━━ Provided records

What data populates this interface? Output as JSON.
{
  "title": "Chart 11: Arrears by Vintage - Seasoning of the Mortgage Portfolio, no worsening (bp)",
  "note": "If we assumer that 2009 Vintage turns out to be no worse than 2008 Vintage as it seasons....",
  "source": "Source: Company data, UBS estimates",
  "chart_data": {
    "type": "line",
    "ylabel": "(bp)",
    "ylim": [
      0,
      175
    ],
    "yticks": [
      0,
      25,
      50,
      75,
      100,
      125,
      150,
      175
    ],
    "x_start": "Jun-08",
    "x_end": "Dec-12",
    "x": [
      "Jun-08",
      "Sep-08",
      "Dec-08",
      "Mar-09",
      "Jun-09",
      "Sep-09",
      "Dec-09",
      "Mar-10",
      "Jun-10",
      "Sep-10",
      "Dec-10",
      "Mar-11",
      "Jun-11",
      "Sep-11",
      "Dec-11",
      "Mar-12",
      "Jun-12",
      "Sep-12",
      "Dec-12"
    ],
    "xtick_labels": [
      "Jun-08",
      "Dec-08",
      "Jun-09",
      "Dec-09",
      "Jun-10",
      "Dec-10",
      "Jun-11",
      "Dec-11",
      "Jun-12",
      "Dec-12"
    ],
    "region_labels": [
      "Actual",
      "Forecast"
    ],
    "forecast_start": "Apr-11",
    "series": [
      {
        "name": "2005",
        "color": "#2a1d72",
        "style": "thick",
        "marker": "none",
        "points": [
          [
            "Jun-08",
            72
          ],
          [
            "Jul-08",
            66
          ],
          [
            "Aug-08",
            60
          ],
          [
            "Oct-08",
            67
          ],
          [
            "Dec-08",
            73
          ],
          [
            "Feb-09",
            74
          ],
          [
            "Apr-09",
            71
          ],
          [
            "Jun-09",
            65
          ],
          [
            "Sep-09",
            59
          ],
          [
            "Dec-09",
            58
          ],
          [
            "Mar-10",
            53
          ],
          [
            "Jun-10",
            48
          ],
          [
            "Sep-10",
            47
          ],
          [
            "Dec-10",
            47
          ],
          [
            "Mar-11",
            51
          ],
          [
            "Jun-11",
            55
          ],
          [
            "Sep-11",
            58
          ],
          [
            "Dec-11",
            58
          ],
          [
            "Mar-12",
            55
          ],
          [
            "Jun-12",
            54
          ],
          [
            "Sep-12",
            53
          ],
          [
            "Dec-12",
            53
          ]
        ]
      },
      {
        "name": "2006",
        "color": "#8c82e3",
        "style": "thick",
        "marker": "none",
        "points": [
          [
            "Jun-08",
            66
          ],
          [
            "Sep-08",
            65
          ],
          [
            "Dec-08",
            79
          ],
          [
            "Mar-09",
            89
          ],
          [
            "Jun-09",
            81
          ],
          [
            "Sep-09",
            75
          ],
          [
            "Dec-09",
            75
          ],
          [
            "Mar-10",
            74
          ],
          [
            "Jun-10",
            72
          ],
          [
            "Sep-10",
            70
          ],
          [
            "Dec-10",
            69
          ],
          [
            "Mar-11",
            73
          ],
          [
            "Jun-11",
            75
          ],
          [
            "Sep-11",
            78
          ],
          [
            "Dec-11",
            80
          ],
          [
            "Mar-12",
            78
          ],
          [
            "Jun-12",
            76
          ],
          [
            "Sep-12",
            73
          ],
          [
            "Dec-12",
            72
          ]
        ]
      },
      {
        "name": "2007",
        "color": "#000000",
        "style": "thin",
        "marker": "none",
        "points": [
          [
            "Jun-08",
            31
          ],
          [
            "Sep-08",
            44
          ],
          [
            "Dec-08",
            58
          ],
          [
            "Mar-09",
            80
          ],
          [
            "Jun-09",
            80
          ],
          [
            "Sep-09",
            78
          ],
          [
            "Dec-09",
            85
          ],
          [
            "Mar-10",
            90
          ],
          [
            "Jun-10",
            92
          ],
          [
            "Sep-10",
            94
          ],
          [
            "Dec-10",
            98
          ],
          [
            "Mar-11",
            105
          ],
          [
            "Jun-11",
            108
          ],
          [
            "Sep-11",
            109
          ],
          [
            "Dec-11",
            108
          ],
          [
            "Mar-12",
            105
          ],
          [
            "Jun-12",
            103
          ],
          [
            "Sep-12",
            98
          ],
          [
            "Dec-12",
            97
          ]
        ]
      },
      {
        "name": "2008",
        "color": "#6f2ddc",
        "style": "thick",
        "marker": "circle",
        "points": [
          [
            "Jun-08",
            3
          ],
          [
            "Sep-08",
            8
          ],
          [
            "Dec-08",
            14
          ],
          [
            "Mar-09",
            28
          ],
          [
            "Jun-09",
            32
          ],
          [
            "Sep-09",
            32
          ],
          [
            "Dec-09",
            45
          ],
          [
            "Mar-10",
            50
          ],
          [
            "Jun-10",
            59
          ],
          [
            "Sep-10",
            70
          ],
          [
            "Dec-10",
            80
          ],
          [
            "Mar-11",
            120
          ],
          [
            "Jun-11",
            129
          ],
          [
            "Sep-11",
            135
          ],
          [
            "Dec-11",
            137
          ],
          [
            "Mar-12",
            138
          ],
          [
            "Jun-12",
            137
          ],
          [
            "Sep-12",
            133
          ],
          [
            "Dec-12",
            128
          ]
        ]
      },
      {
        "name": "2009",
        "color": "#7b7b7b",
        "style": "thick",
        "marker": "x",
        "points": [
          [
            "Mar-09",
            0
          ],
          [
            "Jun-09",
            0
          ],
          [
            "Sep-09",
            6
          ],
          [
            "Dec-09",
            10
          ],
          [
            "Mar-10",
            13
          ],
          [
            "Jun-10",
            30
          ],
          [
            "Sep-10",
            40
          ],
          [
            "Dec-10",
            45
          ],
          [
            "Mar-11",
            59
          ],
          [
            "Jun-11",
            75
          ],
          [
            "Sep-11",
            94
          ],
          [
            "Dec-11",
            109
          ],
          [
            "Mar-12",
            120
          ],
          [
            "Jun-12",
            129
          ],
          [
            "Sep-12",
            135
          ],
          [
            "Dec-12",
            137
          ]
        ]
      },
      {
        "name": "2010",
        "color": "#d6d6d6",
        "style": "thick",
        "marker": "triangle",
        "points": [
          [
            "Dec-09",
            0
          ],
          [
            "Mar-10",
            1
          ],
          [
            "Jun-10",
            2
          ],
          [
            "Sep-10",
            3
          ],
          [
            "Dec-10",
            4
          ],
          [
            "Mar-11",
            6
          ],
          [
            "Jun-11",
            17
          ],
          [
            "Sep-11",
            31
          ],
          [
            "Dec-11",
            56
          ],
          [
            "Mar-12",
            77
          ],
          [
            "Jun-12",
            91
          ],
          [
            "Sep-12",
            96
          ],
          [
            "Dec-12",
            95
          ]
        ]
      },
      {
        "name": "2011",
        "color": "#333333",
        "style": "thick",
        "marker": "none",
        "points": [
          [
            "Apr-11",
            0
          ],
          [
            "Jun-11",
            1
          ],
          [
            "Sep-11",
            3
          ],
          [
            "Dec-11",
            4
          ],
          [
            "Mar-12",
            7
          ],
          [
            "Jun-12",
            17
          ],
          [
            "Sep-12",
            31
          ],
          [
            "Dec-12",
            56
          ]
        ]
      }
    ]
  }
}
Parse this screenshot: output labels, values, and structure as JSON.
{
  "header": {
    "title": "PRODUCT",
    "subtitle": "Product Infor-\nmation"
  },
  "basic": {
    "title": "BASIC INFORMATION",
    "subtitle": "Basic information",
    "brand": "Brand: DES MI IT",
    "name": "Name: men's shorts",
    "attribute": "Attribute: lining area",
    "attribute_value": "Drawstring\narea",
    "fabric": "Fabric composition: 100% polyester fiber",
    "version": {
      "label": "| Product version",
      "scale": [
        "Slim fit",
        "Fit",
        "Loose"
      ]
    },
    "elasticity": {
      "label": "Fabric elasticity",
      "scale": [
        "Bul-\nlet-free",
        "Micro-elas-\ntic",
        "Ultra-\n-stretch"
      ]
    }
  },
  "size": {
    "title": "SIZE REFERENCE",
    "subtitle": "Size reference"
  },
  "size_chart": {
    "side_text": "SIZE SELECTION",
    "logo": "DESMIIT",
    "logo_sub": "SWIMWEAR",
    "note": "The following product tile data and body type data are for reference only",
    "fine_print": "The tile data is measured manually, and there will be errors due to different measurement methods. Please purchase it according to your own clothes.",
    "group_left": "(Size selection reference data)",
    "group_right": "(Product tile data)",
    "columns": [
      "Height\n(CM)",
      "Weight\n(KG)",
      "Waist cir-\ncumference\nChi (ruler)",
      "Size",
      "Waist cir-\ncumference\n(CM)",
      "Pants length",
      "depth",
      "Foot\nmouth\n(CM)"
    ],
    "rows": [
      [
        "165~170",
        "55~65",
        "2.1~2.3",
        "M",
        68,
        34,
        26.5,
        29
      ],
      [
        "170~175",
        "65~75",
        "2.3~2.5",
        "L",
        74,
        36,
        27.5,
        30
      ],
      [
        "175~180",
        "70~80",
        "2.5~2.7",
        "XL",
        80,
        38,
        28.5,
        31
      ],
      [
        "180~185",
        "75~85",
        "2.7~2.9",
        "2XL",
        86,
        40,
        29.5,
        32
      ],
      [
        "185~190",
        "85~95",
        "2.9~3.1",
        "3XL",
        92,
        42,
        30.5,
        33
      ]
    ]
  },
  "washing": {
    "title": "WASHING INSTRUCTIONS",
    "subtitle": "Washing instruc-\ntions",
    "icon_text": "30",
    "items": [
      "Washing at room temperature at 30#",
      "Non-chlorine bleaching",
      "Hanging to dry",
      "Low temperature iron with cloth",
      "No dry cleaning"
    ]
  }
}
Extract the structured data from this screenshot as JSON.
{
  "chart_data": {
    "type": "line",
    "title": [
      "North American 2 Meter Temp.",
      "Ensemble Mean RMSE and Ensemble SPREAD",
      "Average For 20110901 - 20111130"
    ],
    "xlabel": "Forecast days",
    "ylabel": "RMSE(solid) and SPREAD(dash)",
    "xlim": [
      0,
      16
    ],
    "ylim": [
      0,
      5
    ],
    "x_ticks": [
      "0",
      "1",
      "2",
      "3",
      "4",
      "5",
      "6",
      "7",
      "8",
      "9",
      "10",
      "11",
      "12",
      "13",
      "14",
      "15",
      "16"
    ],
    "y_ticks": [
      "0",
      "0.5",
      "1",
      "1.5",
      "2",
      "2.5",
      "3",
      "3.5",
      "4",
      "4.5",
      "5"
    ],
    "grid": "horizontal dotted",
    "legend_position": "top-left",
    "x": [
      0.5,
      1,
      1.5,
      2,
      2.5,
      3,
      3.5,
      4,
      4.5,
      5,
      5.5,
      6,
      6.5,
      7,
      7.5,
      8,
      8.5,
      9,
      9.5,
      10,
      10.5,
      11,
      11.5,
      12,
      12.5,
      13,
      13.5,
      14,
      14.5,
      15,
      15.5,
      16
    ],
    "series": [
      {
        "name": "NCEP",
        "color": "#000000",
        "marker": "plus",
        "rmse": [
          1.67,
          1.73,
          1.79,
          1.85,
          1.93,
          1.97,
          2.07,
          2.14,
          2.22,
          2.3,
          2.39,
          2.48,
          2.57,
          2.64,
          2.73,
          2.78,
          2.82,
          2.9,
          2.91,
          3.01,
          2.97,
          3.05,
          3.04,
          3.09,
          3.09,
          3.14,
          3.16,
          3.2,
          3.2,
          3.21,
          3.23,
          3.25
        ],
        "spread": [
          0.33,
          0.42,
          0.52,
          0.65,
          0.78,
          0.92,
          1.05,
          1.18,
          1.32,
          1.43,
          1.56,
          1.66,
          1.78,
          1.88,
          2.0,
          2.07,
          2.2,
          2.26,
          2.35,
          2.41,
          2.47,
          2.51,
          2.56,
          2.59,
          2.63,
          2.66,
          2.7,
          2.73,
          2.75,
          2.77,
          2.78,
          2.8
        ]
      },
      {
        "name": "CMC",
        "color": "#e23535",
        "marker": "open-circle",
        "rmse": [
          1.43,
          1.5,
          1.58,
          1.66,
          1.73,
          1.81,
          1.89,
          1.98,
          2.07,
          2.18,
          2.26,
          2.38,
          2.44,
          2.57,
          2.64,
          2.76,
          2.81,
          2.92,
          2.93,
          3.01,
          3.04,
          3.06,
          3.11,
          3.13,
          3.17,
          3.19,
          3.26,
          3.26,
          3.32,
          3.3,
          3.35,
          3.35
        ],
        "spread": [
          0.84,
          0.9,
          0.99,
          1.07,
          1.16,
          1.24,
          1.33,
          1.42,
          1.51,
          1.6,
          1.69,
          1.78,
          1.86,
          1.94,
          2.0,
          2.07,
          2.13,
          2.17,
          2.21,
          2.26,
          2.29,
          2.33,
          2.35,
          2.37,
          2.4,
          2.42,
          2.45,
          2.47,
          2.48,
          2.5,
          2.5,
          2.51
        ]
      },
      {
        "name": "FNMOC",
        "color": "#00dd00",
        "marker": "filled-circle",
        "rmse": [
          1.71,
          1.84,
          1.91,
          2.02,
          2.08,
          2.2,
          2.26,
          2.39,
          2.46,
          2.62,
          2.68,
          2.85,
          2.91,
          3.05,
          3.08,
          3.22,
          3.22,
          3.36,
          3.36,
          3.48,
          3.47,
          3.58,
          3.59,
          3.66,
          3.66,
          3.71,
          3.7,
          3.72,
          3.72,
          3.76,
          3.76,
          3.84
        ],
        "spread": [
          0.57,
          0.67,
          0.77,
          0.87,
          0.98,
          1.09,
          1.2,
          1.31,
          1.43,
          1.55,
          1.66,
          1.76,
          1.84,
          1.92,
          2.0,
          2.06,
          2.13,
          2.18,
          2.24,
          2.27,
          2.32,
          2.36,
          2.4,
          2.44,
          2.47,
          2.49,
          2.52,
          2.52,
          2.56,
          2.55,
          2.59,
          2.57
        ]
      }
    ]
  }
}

━━━━

[Challenge]
Show every line from the listing above in which the string "tile" appears.

[Reply]
    "note": "The following product tile data and body type data are for reference only",
    "fine_print": "The tile data is measured manually, and there will be errors due to different measurement methods. Please purchase it according to your own clothes.",
    "group_right": "(Product tile data)",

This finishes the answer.